:: WHAT NEEDS TO BE DONE ::
Each entry below is to be duplicated verbatim.

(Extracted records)
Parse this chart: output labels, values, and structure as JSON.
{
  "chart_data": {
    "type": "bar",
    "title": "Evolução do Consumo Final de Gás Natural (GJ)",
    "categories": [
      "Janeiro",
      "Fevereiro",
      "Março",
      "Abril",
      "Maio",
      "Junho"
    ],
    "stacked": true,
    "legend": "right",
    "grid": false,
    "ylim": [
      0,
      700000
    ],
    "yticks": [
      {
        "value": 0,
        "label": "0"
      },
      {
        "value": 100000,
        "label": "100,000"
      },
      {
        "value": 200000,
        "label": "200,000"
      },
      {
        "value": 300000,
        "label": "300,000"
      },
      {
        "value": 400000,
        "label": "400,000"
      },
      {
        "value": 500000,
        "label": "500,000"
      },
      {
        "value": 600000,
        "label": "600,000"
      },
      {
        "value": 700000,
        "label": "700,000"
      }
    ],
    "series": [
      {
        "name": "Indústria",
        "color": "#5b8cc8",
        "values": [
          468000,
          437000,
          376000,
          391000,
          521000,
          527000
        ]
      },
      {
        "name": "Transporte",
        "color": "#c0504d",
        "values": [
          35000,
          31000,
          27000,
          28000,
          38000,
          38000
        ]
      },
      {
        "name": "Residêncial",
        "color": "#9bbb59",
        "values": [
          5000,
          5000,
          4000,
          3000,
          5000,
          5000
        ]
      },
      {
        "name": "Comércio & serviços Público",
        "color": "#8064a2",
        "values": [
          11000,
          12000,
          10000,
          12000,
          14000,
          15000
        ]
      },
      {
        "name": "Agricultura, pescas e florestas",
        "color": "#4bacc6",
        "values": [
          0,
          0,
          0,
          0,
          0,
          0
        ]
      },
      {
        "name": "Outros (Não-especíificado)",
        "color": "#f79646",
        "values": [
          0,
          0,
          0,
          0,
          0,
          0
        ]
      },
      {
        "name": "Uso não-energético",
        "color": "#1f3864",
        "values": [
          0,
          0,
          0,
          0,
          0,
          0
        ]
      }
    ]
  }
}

:: RESPONSE TO THIS EXERCISE ::
Parse this chart: output labels, values, and structure as JSON.
{
  "chart_data": {
    "type": "bar",
    "title": "Evolução do Consumo Final de Gás Natural (GJ)",
    "categories": [
      "Janeiro",
      "Fevereiro",
      "Março",
      "Abril",
      "Maio",
      "Junho"
    ],
    "stacked": true,
    "legend": "right",
    "grid": false,
    "ylim": [
      0,
      700000
    ],
    "yticks": [
      {
        "value": 0,
        "label": "0"
      },
      {
        "value": 100000,
        "label": "100,000"
      },
      {
        "value": 200000,
        "label": "200,000"
      },
      {
        "value": 300000,
        "label": "300,000"
      },
      {
        "value": 400000,
        "label": "400,000"
      },
      {
        "value": 500000,
        "label": "500,000"
      },
      {
        "value": 600000,
        "label": "600,000"
      },
      {
        "value": 700000,
        "label": "700,000"
      }
    ],
    "series": [
      {
        "name": "Indústria",
        "color": "#5b8cc8",
        "values": [
          468000,
          437000,
          376000,
          391000,
          521000,
          527000
        ]
      },
      {
        "name": "Transporte",
        "color": "#c0504d",
        "values": [
          35000,
          31000,
          27000,
          28000,
          38000,
          38000
        ]
      },
      {
        "name": "Residêncial",
        "color": "#9bbb59",
        "values": [
          5000,
          5000,
          4000,
          3000,
          5000,
          5000
        ]
      },
      {
        "name": "Comércio & serviços Público",
        "color": "#8064a2",
        "values": [
          11000,
          12000,
          10000,
          12000,
          14000,
          15000
        ]
      },
      {
        "name": "Agricultura, pescas e florestas",
        "color": "#4bacc6",
        "values": [
          0,
          0,
          0,
          0,
          0,
          0
        ]
      },
      {
        "name": "Outros (Não-especíificado)",
        "color": "#f79646",
        "values": [
          0,
          0,
          0,
          0,
          0,
          0
        ]
      },
      {
        "name": "Uso não-energético",
        "color": "#1f3864",
        "values": [
          0,
          0,
          0,
          0,
          0,
          0
        ]
      }
    ]
  }
}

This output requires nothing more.